[Stored dataset items]

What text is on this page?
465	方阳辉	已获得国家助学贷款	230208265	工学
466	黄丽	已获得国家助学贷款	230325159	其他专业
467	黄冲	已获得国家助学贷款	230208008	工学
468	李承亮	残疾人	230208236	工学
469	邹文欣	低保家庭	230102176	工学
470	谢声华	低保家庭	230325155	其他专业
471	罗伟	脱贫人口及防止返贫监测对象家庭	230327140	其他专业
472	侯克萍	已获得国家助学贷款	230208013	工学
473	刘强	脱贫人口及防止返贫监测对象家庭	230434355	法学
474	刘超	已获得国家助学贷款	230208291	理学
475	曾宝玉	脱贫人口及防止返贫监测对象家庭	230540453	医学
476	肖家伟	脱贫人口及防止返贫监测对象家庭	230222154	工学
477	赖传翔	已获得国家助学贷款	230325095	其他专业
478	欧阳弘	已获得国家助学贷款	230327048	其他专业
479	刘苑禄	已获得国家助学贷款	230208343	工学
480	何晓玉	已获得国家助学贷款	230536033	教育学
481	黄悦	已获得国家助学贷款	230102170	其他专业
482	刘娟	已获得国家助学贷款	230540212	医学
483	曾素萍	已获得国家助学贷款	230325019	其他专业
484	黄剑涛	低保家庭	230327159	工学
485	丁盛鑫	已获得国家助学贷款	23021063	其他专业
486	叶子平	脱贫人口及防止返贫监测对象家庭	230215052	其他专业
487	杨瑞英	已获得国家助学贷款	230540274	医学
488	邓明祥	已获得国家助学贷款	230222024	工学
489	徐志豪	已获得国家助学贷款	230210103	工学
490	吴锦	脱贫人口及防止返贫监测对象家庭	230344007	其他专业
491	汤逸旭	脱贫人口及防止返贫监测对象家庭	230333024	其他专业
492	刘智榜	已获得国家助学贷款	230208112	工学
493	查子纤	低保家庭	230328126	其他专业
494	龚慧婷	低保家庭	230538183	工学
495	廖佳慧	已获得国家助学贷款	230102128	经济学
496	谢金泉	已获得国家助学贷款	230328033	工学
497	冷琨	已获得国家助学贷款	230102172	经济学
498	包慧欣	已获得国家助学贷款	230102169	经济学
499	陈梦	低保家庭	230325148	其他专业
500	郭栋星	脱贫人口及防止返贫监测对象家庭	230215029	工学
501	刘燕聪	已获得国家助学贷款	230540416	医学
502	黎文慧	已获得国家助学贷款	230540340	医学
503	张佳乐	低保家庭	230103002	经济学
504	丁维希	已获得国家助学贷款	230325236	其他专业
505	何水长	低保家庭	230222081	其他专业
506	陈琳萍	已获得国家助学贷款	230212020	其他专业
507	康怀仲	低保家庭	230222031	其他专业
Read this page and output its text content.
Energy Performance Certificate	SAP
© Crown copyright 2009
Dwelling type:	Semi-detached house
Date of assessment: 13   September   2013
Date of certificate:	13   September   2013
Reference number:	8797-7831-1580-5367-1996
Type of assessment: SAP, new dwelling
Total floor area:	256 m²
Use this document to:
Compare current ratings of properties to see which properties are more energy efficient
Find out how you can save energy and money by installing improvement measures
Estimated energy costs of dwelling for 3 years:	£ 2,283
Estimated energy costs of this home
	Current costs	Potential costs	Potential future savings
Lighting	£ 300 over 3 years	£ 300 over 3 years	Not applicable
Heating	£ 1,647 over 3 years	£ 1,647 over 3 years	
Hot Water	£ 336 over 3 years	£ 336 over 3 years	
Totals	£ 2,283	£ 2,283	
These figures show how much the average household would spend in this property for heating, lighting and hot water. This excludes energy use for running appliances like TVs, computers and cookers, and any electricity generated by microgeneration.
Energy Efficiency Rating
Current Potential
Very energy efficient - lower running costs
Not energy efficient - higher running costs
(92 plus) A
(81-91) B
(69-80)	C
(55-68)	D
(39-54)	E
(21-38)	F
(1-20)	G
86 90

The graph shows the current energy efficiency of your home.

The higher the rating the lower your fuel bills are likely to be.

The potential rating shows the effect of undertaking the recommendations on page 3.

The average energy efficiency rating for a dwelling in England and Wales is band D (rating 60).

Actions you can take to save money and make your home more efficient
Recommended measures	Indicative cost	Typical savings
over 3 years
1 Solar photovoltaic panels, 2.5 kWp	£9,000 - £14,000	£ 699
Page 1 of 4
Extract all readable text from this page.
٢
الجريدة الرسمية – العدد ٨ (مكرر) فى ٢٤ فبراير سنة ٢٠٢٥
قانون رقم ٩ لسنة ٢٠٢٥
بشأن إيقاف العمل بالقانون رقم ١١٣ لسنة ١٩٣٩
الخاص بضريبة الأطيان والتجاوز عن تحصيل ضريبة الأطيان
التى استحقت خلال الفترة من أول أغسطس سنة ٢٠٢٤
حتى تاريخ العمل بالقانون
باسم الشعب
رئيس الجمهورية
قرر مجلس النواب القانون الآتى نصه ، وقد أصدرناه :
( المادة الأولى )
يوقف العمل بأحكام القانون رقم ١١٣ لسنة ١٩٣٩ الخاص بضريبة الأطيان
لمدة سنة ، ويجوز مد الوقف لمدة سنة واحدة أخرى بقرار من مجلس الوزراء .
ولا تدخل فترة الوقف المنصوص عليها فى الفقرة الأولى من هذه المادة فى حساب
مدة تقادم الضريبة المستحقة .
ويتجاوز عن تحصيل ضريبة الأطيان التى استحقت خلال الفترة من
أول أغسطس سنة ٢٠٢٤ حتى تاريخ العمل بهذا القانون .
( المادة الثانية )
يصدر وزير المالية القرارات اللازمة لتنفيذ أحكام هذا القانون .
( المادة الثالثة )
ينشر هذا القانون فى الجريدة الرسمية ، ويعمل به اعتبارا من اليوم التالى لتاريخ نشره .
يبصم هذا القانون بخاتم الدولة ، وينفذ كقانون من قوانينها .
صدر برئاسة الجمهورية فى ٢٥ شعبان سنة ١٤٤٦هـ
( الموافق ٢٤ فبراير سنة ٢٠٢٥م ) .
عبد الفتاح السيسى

# Directive
Extract the full listing above without alteration.

# Finished answer
What text is on this page?
465	方阳辉	已获得国家助学贷款	230208265	工学
466	黄丽	已获得国家助学贷款	230325159	其他专业
467	黄冲	已获得国家助学贷款	230208008	工学
468	李承亮	残疾人	230208236	工学
469	邹文欣	低保家庭	230102176	工学
470	谢声华	低保家庭	230325155	其他专业
471	罗伟	脱贫人口及防止返贫监测对象家庭	230327140	其他专业
472	侯克萍	已获得国家助学贷款	230208013	工学
473	刘强	脱贫人口及防止返贫监测对象家庭	230434355	法学
474	刘超	已获得国家助学贷款	230208291	理学
475	曾宝玉	脱贫人口及防止返贫监测对象家庭	230540453	医学
476	肖家伟	脱贫人口及防止返贫监测对象家庭	230222154	工学
477	赖传翔	已获得国家助学贷款	230325095	其他专业
478	欧阳弘	已获得国家助学贷款	230327048	其他专业
479	刘苑禄	已获得国家助学贷款	230208343	工学
480	何晓玉	已获得国家助学贷款	230536033	教育学
481	黄悦	已获得国家助学贷款	230102170	其他专业
482	刘娟	已获得国家助学贷款	230540212	医学
483	曾素萍	已获得国家助学贷款	230325019	其他专业
484	黄剑涛	低保家庭	230327159	工学
485	丁盛鑫	已获得国家助学贷款	23021063	其他专业
486	叶子平	脱贫人口及防止返贫监测对象家庭	230215052	其他专业
487	杨瑞英	已获得国家助学贷款	230540274	医学
488	邓明祥	已获得国家助学贷款	230222024	工学
489	徐志豪	已获得国家助学贷款	230210103	工学
490	吴锦	脱贫人口及防止返贫监测对象家庭	230344007	其他专业
491	汤逸旭	脱贫人口及防止返贫监测对象家庭	230333024	其他专业
492	刘智榜	已获得国家助学贷款	230208112	工学
493	查子纤	低保家庭	230328126	其他专业
494	龚慧婷	低保家庭	230538183	工学
495	廖佳慧	已获得国家助学贷款	230102128	经济学
496	谢金泉	已获得国家助学贷款	230328033	工学
497	冷琨	已获得国家助学贷款	230102172	经济学
498	包慧欣	已获得国家助学贷款	230102169	经济学
499	陈梦	低保家庭	230325148	其他专业
500	郭栋星	脱贫人口及防止返贫监测对象家庭	230215029	工学
501	刘燕聪	已获得国家助学贷款	230540416	医学
502	黎文慧	已获得国家助学贷款	230540340	医学
503	张佳乐	低保家庭	230103002	经济学
504	丁维希	已获得国家助学贷款	230325236	其他专业
505	何水长	低保家庭	230222081	其他专业
506	陈琳萍	已获得国家助学贷款	230212020	其他专业
507	康怀仲	低保家庭	230222031	其他专业
Read this page and output its text content.
Energy Performance Certificate	SAP
© Crown copyright 2009
Dwelling type:	Semi-detached house
Date of assessment: 13   September   2013
Date of certificate:	13   September   2013
Reference number:	8797-7831-1580-5367-1996
Type of assessment: SAP, new dwelling
Total floor area:	256 m²
Use this document to:
Compare current ratings of properties to see which properties are more energy efficient
Find out how you can save energy and money by installing improvement measures
Estimated energy costs of dwelling for 3 years:	£ 2,283
Estimated energy costs of this home
	Current costs	Potential costs	Potential future savings
Lighting	£ 300 over 3 years	£ 300 over 3 years	Not applicable
Heating	£ 1,647 over 3 years	£ 1,647 over 3 years	
Hot Water	£ 336 over 3 years	£ 336 over 3 years	
Totals	£ 2,283	£ 2,283	
These figures show how much the average household would spend in this property for heating, lighting and hot water. This excludes energy use for running appliances like TVs, computers and cookers, and any electricity generated by microgeneration.
Energy Efficiency Rating
Current Potential
Very energy efficient - lower running costs
Not energy efficient - higher running costs
(92 plus) A
(81-91) B
(69-80)	C
(55-68)	D
(39-54)	E
(21-38)	F
(1-20)	G
86 90

The graph shows the current energy efficiency of your home.

The higher the rating the lower your fuel bills are likely to be.

The potential rating shows the effect of undertaking the recommendations on page 3.

The average energy efficiency rating for a dwelling in England and Wales is band D (rating 60).

Actions you can take to save money and make your home more efficient
Recommended measures	Indicative cost	Typical savings
over 3 years
1 Solar photovoltaic panels, 2.5 kWp	£9,000 - £14,000	£ 699
Page 1 of 4
Extract all readable text from this page.
٢
الجريدة الرسمية – العدد ٨ (مكرر) فى ٢٤ فبراير سنة ٢٠٢٥
قانون رقم ٩ لسنة ٢٠٢٥
بشأن إيقاف العمل بالقانون رقم ١١٣ لسنة ١٩٣٩
الخاص بضريبة الأطيان والتجاوز عن تحصيل ضريبة الأطيان
التى استحقت خلال الفترة من أول أغسطس سنة ٢٠٢٤
حتى تاريخ العمل بالقانون
باسم الشعب
رئيس الجمهورية
قرر مجلس النواب القانون الآتى نصه ، وقد أصدرناه :
( المادة الأولى )
يوقف العمل بأحكام القانون رقم ١١٣ لسنة ١٩٣٩ الخاص بضريبة الأطيان
لمدة سنة ، ويجوز مد الوقف لمدة سنة واحدة أخرى بقرار من مجلس الوزراء .
ولا تدخل فترة الوقف المنصوص عليها فى الفقرة الأولى من هذه المادة فى حساب
مدة تقادم الضريبة المستحقة .
ويتجاوز عن تحصيل ضريبة الأطيان التى استحقت خلال الفترة من
أول أغسطس سنة ٢٠٢٤ حتى تاريخ العمل بهذا القانون .
( المادة الثانية )
يصدر وزير المالية القرارات اللازمة لتنفيذ أحكام هذا القانون .
( المادة الثالثة )
ينشر هذا القانون فى الجريدة الرسمية ، ويعمل به اعتبارا من اليوم التالى لتاريخ نشره .
يبصم هذا القانون بخاتم الدولة ، وينفذ كقانون من قوانينها .
صدر برئاسة الجمهورية فى ٢٥ شعبان سنة ١٤٤٦هـ
( الموافق ٢٤ فبراير سنة ٢٠٢٥م ) .
عبد الفتاح السيسى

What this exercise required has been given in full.